_Listed entries_:
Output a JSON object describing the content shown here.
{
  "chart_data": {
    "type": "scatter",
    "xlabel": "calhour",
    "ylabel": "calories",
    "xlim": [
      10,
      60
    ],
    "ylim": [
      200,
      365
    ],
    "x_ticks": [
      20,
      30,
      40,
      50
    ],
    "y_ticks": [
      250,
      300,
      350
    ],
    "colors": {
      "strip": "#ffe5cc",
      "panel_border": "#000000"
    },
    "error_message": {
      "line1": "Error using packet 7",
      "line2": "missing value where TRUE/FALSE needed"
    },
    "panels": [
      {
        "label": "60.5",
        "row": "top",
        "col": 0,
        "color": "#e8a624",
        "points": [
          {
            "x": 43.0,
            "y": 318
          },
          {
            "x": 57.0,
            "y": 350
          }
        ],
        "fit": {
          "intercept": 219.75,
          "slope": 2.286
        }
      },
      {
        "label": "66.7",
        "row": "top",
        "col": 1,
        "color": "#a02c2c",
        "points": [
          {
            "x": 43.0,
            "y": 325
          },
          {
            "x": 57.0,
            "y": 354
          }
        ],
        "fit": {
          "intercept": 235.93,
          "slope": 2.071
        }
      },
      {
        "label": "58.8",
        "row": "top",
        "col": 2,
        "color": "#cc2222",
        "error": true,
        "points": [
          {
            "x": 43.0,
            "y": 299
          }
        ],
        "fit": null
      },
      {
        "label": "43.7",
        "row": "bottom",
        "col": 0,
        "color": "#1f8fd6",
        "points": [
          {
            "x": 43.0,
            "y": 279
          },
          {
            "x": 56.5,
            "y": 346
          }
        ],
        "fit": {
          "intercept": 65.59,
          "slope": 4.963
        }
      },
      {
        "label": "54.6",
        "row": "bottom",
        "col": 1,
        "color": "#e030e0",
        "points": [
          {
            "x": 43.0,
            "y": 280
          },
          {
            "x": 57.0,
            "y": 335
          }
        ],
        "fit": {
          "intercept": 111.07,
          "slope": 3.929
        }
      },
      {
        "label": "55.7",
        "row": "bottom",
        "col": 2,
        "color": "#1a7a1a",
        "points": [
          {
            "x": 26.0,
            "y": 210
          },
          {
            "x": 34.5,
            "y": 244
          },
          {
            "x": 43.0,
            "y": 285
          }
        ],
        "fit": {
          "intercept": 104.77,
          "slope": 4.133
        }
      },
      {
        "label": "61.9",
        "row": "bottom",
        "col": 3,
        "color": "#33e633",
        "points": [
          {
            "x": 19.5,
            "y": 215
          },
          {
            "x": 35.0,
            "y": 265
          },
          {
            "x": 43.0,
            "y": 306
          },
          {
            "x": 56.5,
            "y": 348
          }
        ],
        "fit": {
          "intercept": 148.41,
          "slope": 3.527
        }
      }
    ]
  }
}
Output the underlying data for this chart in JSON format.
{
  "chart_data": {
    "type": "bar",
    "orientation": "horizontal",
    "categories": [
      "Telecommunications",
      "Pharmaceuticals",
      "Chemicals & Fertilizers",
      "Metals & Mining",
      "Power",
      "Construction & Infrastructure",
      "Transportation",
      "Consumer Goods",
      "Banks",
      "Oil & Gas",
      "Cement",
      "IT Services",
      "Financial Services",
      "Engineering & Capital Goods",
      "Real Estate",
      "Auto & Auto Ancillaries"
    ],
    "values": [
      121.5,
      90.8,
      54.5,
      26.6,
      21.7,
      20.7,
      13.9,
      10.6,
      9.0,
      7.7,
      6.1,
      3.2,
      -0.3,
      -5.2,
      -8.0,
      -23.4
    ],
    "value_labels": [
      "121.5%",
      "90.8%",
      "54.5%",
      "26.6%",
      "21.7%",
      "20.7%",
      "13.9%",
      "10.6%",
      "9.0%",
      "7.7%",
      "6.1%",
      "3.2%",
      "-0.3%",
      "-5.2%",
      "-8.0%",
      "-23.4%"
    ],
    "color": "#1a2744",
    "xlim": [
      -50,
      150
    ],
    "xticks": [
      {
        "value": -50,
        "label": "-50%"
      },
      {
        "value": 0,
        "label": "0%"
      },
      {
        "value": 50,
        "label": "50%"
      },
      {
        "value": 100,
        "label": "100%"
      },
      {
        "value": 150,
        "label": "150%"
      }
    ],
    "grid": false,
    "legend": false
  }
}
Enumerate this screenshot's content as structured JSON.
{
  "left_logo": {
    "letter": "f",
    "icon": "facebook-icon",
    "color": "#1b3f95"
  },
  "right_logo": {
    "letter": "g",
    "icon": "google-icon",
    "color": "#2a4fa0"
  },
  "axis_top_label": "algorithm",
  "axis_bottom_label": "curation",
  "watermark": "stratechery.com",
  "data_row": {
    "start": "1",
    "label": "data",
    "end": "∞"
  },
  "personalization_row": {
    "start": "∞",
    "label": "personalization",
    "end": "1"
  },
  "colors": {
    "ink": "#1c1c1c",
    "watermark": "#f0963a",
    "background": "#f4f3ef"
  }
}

_Set task_: Only lines holding the string "intercept" are wanted; gather each one from the entries above.

_Answer for the task_:
          "intercept": 219.75,
          "intercept": 235.93,
          "intercept": 65.59,
          "intercept": 111.07,
          "intercept": 104.77,
          "intercept": 148.41,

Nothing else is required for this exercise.